Problem details. Would you restate all the data that follows, word for word?

-------- Record list

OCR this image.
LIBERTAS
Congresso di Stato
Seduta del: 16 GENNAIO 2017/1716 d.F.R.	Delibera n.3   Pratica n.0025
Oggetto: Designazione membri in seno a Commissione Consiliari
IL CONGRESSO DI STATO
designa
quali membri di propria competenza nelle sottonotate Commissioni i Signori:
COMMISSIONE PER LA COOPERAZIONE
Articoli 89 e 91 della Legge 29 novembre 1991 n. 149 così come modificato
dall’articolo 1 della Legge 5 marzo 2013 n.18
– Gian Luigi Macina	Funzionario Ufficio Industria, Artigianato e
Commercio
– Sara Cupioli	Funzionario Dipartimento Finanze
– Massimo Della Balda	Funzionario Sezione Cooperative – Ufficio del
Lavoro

----------------

Final result.
OCR this image.
LIBERTAS
Congresso di Stato
Seduta del: 16 GENNAIO 2017/1716 d.F.R.	Delibera n.3   Pratica n.0025
Oggetto: Designazione membri in seno a Commissione Consiliari
IL CONGRESSO DI STATO
designa
quali membri di propria competenza nelle sottonotate Commissioni i Signori:
COMMISSIONE PER LA COOPERAZIONE
Articoli 89 e 91 della Legge 29 novembre 1991 n. 149 così come modificato
dall’articolo 1 della Legge 5 marzo 2013 n.18
– Gian Luigi Macina	Funzionario Ufficio Industria, Artigianato e
Commercio
– Sara Cupioli	Funzionario Dipartimento Finanze
– Massimo Della Balda	Funzionario Sezione Cooperative – Ufficio del
Lavoro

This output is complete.